══ Source records ══
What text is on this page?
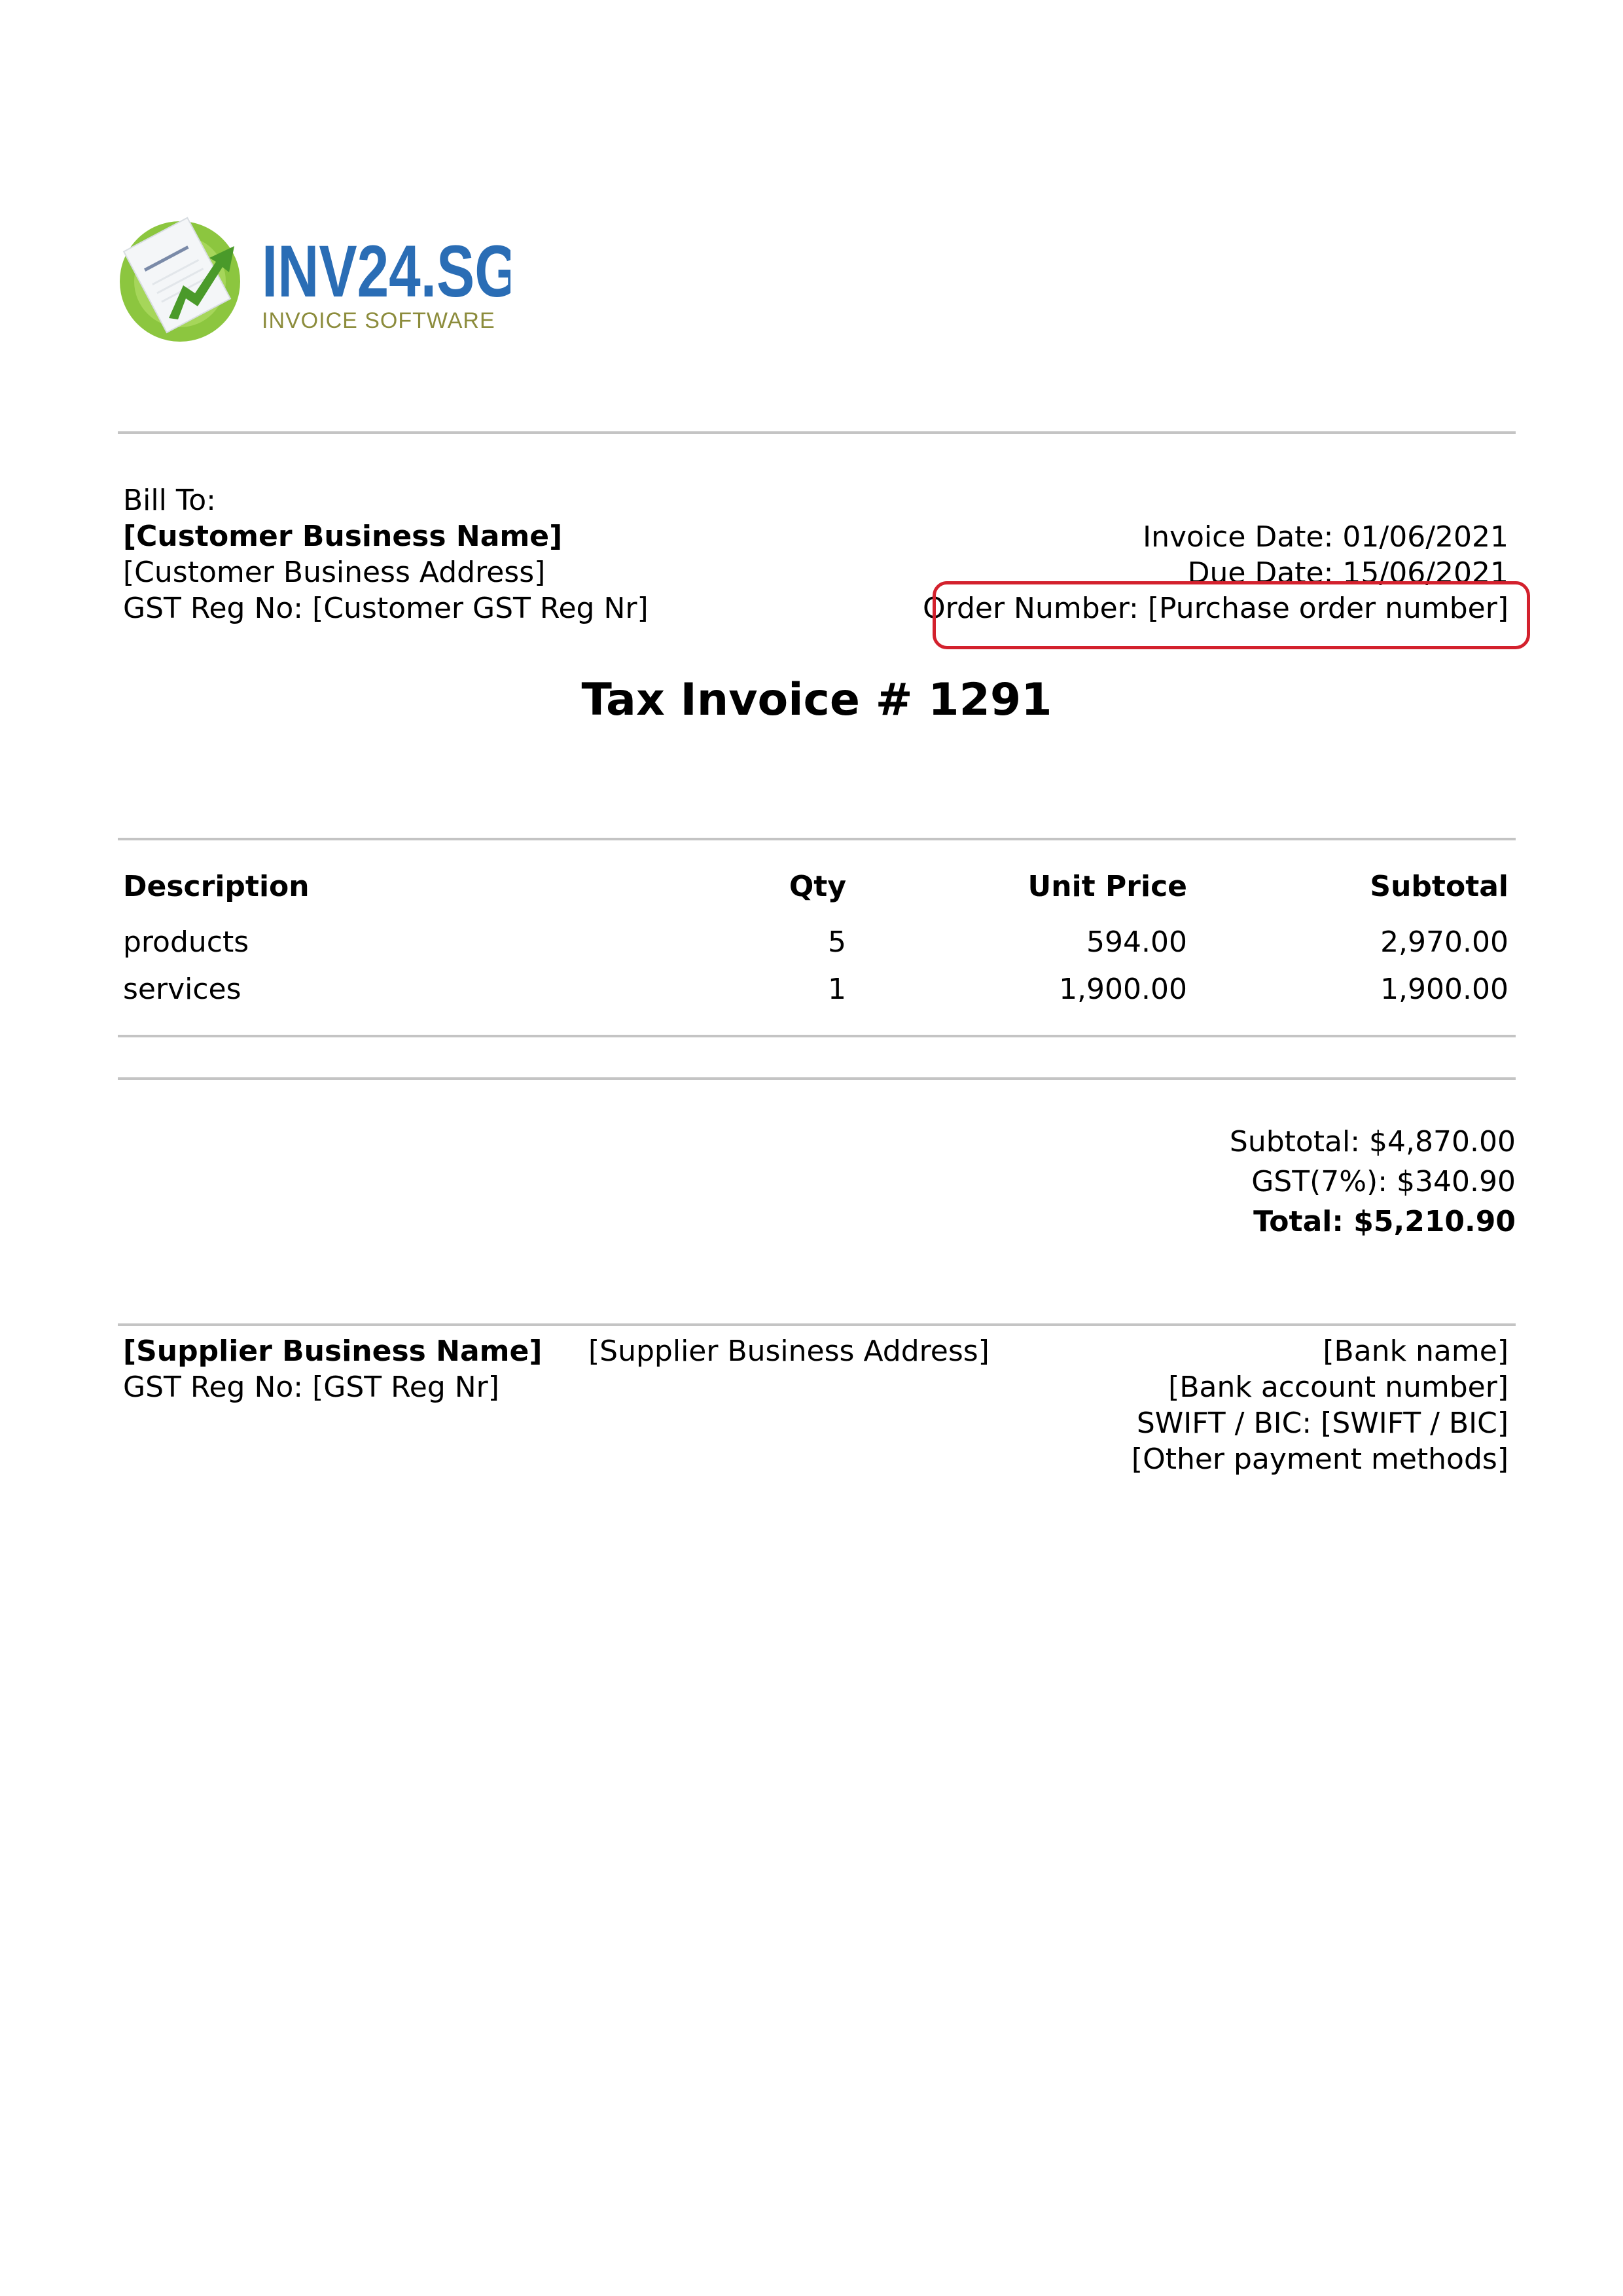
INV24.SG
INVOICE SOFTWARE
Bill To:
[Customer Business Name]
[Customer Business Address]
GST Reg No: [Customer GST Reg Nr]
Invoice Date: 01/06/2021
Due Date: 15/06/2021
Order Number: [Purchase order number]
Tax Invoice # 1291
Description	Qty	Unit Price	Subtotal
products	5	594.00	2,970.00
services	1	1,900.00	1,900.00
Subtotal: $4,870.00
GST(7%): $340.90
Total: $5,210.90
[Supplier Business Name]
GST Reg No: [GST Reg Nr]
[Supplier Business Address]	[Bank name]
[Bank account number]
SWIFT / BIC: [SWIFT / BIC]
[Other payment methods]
═══
_What you are asked to do_. Every record above should be written out again exactly; the pictures stay out of the copy.

_Answer for this exercise_.
What text is on this page?
INV24.SG
INVOICE SOFTWARE
Bill To:
[Customer Business Name]
[Customer Business Address]
GST Reg No: [Customer GST Reg Nr]
Invoice Date: 01/06/2021
Due Date: 15/06/2021
Order Number: [Purchase order number]
Tax Invoice # 1291
Description	Qty	Unit Price	Subtotal
products	5	594.00	2,970.00
services	1	1,900.00	1,900.00
Subtotal: $4,870.00
GST(7%): $340.90
Total: $5,210.90
[Supplier Business Name]
GST Reg No: [GST Reg Nr]
[Supplier Business Address]	[Bank name]
[Bank account number]
SWIFT / BIC: [SWIFT / BIC]
[Other payment methods]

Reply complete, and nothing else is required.